▶ [GIVEN PROBLEM]
From the records below, pull each line that has "nmikrobentiske".

▶ [TASK INPUT]
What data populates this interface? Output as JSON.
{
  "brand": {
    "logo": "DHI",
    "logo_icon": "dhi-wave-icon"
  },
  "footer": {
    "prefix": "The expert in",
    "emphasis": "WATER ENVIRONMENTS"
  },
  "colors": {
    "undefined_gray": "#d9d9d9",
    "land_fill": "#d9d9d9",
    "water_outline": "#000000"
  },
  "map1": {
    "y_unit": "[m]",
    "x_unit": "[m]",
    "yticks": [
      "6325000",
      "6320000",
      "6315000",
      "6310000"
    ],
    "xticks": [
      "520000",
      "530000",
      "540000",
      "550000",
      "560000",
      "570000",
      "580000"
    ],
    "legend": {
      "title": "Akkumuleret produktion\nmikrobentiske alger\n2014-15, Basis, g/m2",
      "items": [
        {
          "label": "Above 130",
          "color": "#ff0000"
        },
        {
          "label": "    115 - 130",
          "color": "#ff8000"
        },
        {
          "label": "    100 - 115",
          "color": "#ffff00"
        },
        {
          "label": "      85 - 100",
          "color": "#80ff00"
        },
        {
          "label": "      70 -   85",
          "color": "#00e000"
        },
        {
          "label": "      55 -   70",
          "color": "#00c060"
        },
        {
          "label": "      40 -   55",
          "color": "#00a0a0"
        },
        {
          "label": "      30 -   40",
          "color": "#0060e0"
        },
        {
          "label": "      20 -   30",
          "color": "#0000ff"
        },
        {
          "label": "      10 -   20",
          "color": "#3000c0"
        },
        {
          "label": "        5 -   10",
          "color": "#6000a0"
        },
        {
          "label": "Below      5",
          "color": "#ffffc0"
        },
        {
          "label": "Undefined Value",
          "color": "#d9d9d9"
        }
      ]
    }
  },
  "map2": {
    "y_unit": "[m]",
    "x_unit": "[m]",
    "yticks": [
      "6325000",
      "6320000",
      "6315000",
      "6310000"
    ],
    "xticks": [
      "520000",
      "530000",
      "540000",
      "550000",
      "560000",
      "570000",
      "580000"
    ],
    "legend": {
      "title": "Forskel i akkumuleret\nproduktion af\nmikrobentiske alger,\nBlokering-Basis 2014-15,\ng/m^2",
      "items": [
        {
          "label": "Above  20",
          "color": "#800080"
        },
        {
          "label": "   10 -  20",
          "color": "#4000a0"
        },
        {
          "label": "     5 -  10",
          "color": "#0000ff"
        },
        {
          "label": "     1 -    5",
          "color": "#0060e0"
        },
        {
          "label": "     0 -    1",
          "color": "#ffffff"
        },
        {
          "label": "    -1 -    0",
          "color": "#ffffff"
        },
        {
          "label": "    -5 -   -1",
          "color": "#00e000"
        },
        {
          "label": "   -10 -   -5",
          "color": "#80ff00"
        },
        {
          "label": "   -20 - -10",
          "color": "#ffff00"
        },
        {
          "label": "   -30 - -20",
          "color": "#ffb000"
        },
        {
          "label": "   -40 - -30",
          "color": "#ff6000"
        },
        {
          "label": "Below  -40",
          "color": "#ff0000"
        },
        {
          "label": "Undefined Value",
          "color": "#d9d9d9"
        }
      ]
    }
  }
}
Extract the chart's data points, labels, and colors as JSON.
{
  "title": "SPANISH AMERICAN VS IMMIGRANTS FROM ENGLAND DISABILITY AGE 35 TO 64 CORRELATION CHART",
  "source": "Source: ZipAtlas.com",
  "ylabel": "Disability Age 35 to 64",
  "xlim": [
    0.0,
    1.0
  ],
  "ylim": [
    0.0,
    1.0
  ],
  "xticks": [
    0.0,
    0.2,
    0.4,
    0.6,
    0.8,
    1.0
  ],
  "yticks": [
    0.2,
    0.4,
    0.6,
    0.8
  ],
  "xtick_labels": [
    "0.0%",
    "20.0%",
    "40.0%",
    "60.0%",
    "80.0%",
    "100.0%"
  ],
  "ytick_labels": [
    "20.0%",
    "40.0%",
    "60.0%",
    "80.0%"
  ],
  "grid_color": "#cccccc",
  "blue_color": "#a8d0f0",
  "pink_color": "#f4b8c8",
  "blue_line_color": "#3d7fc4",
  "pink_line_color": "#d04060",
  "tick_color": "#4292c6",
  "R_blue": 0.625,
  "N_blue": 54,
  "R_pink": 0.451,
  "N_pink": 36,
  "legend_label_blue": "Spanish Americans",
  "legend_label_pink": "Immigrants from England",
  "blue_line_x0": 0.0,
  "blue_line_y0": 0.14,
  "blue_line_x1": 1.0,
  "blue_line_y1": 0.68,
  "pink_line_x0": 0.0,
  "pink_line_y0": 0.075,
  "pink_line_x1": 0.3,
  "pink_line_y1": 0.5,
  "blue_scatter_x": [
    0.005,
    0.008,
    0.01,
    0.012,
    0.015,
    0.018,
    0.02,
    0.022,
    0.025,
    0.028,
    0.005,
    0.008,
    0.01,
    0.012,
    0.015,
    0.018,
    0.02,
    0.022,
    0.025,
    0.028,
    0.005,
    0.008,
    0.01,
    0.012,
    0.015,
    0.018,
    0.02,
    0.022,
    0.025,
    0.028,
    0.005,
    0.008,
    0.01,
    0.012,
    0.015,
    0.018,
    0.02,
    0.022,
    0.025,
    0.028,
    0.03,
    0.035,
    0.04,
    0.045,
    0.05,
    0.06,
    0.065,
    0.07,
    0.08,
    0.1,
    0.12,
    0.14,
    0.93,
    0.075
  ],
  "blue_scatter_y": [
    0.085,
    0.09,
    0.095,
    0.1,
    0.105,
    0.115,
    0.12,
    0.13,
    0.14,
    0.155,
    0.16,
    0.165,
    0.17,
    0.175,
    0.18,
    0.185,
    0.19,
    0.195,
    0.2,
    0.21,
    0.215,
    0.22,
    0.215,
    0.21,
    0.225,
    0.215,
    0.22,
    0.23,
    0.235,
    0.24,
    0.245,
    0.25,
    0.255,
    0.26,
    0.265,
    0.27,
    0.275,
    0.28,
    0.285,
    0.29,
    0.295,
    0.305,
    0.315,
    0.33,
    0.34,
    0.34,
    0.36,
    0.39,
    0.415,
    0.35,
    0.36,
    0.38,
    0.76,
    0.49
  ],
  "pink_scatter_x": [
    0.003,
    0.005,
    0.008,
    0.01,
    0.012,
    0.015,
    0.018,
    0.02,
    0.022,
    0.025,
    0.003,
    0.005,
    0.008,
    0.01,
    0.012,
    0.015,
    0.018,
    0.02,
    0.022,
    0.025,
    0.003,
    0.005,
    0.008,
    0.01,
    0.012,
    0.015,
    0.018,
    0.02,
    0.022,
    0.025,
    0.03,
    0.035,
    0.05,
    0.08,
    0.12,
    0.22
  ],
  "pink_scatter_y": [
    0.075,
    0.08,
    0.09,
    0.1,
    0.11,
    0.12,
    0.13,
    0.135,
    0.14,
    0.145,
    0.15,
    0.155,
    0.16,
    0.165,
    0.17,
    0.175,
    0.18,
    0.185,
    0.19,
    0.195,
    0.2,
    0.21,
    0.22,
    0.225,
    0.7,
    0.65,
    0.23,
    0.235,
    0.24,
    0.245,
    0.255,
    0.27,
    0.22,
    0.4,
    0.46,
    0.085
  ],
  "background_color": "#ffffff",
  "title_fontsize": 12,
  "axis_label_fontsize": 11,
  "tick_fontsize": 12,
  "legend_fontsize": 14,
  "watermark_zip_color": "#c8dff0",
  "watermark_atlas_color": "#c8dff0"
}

▶ [WORKED ANSWER]
      "title": "Akkumuleret produktion\nmikrobentiske alger\n2014-15, Basis, g/m2",
      "title": "Forskel i akkumuleret\nproduktion af\nmikrobentiske alger,\nBlokering-Basis 2014-15,\ng/m^2",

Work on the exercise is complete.